Output the data exactly, with every line intact.
•••••
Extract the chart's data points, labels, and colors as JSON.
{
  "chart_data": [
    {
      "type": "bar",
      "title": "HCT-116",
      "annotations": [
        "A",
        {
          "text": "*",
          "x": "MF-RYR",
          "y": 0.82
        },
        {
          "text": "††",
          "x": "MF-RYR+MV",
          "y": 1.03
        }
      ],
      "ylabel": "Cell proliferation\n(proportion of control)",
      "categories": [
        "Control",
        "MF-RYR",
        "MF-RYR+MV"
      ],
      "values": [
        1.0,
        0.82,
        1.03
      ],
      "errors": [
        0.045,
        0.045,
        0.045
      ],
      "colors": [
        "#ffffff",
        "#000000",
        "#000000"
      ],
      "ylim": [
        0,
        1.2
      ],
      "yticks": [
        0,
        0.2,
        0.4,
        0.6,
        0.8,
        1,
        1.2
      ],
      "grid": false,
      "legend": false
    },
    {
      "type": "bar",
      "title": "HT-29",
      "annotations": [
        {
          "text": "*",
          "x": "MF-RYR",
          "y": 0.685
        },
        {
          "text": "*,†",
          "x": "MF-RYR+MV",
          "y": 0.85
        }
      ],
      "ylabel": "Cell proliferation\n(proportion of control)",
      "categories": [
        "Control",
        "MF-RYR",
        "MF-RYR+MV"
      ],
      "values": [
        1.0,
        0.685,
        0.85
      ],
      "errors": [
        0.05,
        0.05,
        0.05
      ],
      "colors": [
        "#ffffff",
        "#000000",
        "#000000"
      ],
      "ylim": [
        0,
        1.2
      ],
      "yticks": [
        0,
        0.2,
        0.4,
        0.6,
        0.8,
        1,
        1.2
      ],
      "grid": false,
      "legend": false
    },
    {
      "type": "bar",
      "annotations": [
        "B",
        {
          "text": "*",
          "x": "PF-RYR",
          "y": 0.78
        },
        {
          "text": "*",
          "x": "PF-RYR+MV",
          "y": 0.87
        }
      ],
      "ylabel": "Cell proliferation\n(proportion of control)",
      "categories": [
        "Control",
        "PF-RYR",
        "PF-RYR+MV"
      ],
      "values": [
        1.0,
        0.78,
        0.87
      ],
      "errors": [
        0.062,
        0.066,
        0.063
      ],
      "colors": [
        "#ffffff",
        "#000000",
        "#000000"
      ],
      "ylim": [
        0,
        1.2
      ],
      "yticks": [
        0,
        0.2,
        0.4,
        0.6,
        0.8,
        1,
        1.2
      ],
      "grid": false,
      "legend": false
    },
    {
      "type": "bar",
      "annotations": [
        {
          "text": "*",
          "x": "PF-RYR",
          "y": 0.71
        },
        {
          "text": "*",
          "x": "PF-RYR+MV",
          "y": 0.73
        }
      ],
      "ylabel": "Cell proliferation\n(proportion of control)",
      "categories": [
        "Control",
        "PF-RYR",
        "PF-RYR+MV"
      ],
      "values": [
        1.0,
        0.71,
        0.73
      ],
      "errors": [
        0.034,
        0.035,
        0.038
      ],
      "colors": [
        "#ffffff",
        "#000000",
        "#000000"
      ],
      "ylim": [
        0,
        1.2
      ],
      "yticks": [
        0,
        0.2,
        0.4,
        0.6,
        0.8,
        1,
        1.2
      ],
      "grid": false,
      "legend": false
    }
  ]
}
•••••
Solution to the problem -
Extract the chart's data points, labels, and colors as JSON.
{
  "chart_data": [
    {
      "type": "bar",
      "title": "HCT-116",
      "annotations": [
        "A",
        {
          "text": "*",
          "x": "MF-RYR",
          "y": 0.82
        },
        {
          "text": "††",
          "x": "MF-RYR+MV",
          "y": 1.03
        }
      ],
      "ylabel": "Cell proliferation\n(proportion of control)",
      "categories": [
        "Control",
        "MF-RYR",
        "MF-RYR+MV"
      ],
      "values": [
        1.0,
        0.82,
        1.03
      ],
      "errors": [
        0.045,
        0.045,
        0.045
      ],
      "colors": [
        "#ffffff",
        "#000000",
        "#000000"
      ],
      "ylim": [
        0,
        1.2
      ],
      "yticks": [
        0,
        0.2,
        0.4,
        0.6,
        0.8,
        1,
        1.2
      ],
      "grid": false,
      "legend": false
    },
    {
      "type": "bar",
      "title": "HT-29",
      "annotations": [
        {
          "text": "*",
          "x": "MF-RYR",
          "y": 0.685
        },
        {
          "text": "*,†",
          "x": "MF-RYR+MV",
          "y": 0.85
        }
      ],
      "ylabel": "Cell proliferation\n(proportion of control)",
      "categories": [
        "Control",
        "MF-RYR",
        "MF-RYR+MV"
      ],
      "values": [
        1.0,
        0.685,
        0.85
      ],
      "errors": [
        0.05,
        0.05,
        0.05
      ],
      "colors": [
        "#ffffff",
        "#000000",
        "#000000"
      ],
      "ylim": [
        0,
        1.2
      ],
      "yticks": [
        0,
        0.2,
        0.4,
        0.6,
        0.8,
        1,
        1.2
      ],
      "grid": false,
      "legend": false
    },
    {
      "type": "bar",
      "annotations": [
        "B",
        {
          "text": "*",
          "x": "PF-RYR",
          "y": 0.78
        },
        {
          "text": "*",
          "x": "PF-RYR+MV",
          "y": 0.87
        }
      ],
      "ylabel": "Cell proliferation\n(proportion of control)",
      "categories": [
        "Control",
        "PF-RYR",
        "PF-RYR+MV"
      ],
      "values": [
        1.0,
        0.78,
        0.87
      ],
      "errors": [
        0.062,
        0.066,
        0.063
      ],
      "colors": [
        "#ffffff",
        "#000000",
        "#000000"
      ],
      "ylim": [
        0,
        1.2
      ],
      "yticks": [
        0,
        0.2,
        0.4,
        0.6,
        0.8,
        1,
        1.2
      ],
      "grid": false,
      "legend": false
    },
    {
      "type": "bar",
      "annotations": [
        {
          "text": "*",
          "x": "PF-RYR",
          "y": 0.71
        },
        {
          "text": "*",
          "x": "PF-RYR+MV",
          "y": 0.73
        }
      ],
      "ylabel": "Cell proliferation\n(proportion of control)",
      "categories": [
        "Control",
        "PF-RYR",
        "PF-RYR+MV"
      ],
      "values": [
        1.0,
        0.71,
        0.73
      ],
      "errors": [
        0.034,
        0.035,
        0.038
      ],
      "colors": [
        "#ffffff",
        "#000000",
        "#000000"
      ],
      "ylim": [
        0,
        1.2
      ],
      "yticks": [
        0,
        0.2,
        0.4,
        0.6,
        0.8,
        1,
        1.2
      ],
      "grid": false,
      "legend": false
    }
  ]
}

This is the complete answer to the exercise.